**Description of the task**: Return the records that follow, matching each one exactly.

**Provided records**:

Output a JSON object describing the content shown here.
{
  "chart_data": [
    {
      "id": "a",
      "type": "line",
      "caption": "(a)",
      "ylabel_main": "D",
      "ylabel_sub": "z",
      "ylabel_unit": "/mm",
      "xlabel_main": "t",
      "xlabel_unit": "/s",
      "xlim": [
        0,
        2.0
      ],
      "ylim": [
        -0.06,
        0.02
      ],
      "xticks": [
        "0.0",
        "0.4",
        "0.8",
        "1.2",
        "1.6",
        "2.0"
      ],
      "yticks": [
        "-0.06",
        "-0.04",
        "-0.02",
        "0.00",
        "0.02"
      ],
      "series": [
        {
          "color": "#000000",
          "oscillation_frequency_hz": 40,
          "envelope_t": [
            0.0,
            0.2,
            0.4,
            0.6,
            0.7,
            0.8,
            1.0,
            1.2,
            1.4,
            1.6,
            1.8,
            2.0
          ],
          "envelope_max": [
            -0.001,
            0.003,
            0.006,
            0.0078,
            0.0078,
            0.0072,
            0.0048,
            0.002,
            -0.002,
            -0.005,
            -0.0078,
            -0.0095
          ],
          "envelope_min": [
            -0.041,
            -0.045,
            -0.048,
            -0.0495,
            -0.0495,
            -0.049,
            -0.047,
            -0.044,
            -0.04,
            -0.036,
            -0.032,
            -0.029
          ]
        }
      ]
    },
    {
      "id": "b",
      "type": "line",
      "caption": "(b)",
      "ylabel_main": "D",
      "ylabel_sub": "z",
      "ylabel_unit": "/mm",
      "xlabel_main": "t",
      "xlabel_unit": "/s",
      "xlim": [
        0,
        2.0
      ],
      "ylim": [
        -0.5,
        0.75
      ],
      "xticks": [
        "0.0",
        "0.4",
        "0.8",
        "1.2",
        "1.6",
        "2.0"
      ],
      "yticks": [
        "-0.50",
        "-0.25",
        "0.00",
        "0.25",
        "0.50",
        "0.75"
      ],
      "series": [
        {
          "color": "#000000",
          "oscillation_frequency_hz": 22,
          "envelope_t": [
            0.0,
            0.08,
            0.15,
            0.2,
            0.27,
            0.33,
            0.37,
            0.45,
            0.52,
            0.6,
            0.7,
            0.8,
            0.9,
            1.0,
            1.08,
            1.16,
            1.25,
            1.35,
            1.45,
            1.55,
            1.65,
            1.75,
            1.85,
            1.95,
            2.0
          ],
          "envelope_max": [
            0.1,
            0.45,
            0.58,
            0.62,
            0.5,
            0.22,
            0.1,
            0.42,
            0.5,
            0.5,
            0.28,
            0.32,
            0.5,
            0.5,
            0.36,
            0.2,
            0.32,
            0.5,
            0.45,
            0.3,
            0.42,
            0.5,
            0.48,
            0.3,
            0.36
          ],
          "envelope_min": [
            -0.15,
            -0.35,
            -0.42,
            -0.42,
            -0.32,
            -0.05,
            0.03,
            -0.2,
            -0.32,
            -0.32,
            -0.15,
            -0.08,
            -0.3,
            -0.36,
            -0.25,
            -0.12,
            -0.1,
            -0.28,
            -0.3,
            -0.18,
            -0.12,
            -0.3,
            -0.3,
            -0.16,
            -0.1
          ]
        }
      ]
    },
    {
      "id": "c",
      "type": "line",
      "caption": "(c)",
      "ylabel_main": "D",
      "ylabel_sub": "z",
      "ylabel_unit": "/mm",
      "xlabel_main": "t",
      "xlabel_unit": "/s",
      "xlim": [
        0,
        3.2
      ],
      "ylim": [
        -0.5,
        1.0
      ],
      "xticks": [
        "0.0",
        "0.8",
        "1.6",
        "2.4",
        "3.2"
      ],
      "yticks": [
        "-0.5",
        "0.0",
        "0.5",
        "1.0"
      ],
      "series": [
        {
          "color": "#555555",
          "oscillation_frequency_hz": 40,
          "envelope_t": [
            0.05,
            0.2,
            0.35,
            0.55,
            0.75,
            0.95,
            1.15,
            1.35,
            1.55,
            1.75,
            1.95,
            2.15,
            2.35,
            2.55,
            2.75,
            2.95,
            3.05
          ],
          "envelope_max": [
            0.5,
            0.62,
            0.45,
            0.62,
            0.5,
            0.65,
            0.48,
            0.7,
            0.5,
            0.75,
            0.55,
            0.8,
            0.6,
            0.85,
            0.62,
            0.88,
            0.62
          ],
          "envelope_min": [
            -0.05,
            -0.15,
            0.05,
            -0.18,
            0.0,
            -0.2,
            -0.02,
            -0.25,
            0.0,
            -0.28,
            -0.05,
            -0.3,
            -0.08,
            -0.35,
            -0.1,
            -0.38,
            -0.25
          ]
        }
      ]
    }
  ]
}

**Response to the exercise**:
Output a JSON object describing the content shown here.
{
  "chart_data": [
    {
      "id": "a",
      "type": "line",
      "caption": "(a)",
      "ylabel_main": "D",
      "ylabel_sub": "z",
      "ylabel_unit": "/mm",
      "xlabel_main": "t",
      "xlabel_unit": "/s",
      "xlim": [
        0,
        2.0
      ],
      "ylim": [
        -0.06,
        0.02
      ],
      "xticks": [
        "0.0",
        "0.4",
        "0.8",
        "1.2",
        "1.6",
        "2.0"
      ],
      "yticks": [
        "-0.06",
        "-0.04",
        "-0.02",
        "0.00",
        "0.02"
      ],
      "series": [
        {
          "color": "#000000",
          "oscillation_frequency_hz": 40,
          "envelope_t": [
            0.0,
            0.2,
            0.4,
            0.6,
            0.7,
            0.8,
            1.0,
            1.2,
            1.4,
            1.6,
            1.8,
            2.0
          ],
          "envelope_max": [
            -0.001,
            0.003,
            0.006,
            0.0078,
            0.0078,
            0.0072,
            0.0048,
            0.002,
            -0.002,
            -0.005,
            -0.0078,
            -0.0095
          ],
          "envelope_min": [
            -0.041,
            -0.045,
            -0.048,
            -0.0495,
            -0.0495,
            -0.049,
            -0.047,
            -0.044,
            -0.04,
            -0.036,
            -0.032,
            -0.029
          ]
        }
      ]
    },
    {
      "id": "b",
      "type": "line",
      "caption": "(b)",
      "ylabel_main": "D",
      "ylabel_sub": "z",
      "ylabel_unit": "/mm",
      "xlabel_main": "t",
      "xlabel_unit": "/s",
      "xlim": [
        0,
        2.0
      ],
      "ylim": [
        -0.5,
        0.75
      ],
      "xticks": [
        "0.0",
        "0.4",
        "0.8",
        "1.2",
        "1.6",
        "2.0"
      ],
      "yticks": [
        "-0.50",
        "-0.25",
        "0.00",
        "0.25",
        "0.50",
        "0.75"
      ],
      "series": [
        {
          "color": "#000000",
          "oscillation_frequency_hz": 22,
          "envelope_t": [
            0.0,
            0.08,
            0.15,
            0.2,
            0.27,
            0.33,
            0.37,
            0.45,
            0.52,
            0.6,
            0.7,
            0.8,
            0.9,
            1.0,
            1.08,
            1.16,
            1.25,
            1.35,
            1.45,
            1.55,
            1.65,
            1.75,
            1.85,
            1.95,
            2.0
          ],
          "envelope_max": [
            0.1,
            0.45,
            0.58,
            0.62,
            0.5,
            0.22,
            0.1,
            0.42,
            0.5,
            0.5,
            0.28,
            0.32,
            0.5,
            0.5,
            0.36,
            0.2,
            0.32,
            0.5,
            0.45,
            0.3,
            0.42,
            0.5,
            0.48,
            0.3,
            0.36
          ],
          "envelope_min": [
            -0.15,
            -0.35,
            -0.42,
            -0.42,
            -0.32,
            -0.05,
            0.03,
            -0.2,
            -0.32,
            -0.32,
            -0.15,
            -0.08,
            -0.3,
            -0.36,
            -0.25,
            -0.12,
            -0.1,
            -0.28,
            -0.3,
            -0.18,
            -0.12,
            -0.3,
            -0.3,
            -0.16,
            -0.1
          ]
        }
      ]
    },
    {
      "id": "c",
      "type": "line",
      "caption": "(c)",
      "ylabel_main": "D",
      "ylabel_sub": "z",
      "ylabel_unit": "/mm",
      "xlabel_main": "t",
      "xlabel_unit": "/s",
      "xlim": [
        0,
        3.2
      ],
      "ylim": [
        -0.5,
        1.0
      ],
      "xticks": [
        "0.0",
        "0.8",
        "1.6",
        "2.4",
        "3.2"
      ],
      "yticks": [
        "-0.5",
        "0.0",
        "0.5",
        "1.0"
      ],
      "series": [
        {
          "color": "#555555",
          "oscillation_frequency_hz": 40,
          "envelope_t": [
            0.05,
            0.2,
            0.35,
            0.55,
            0.75,
            0.95,
            1.15,
            1.35,
            1.55,
            1.75,
            1.95,
            2.15,
            2.35,
            2.55,
            2.75,
            2.95,
            3.05
          ],
          "envelope_max": [
            0.5,
            0.62,
            0.45,
            0.62,
            0.5,
            0.65,
            0.48,
            0.7,
            0.5,
            0.75,
            0.55,
            0.8,
            0.6,
            0.85,
            0.62,
            0.88,
            0.62
          ],
          "envelope_min": [
            -0.05,
            -0.15,
            0.05,
            -0.18,
            0.0,
            -0.2,
            -0.02,
            -0.25,
            0.0,
            -0.28,
            -0.05,
            -0.3,
            -0.08,
            -0.35,
            -0.1,
            -0.38,
            -0.25
          ]
        }
      ]
    }
  ]
}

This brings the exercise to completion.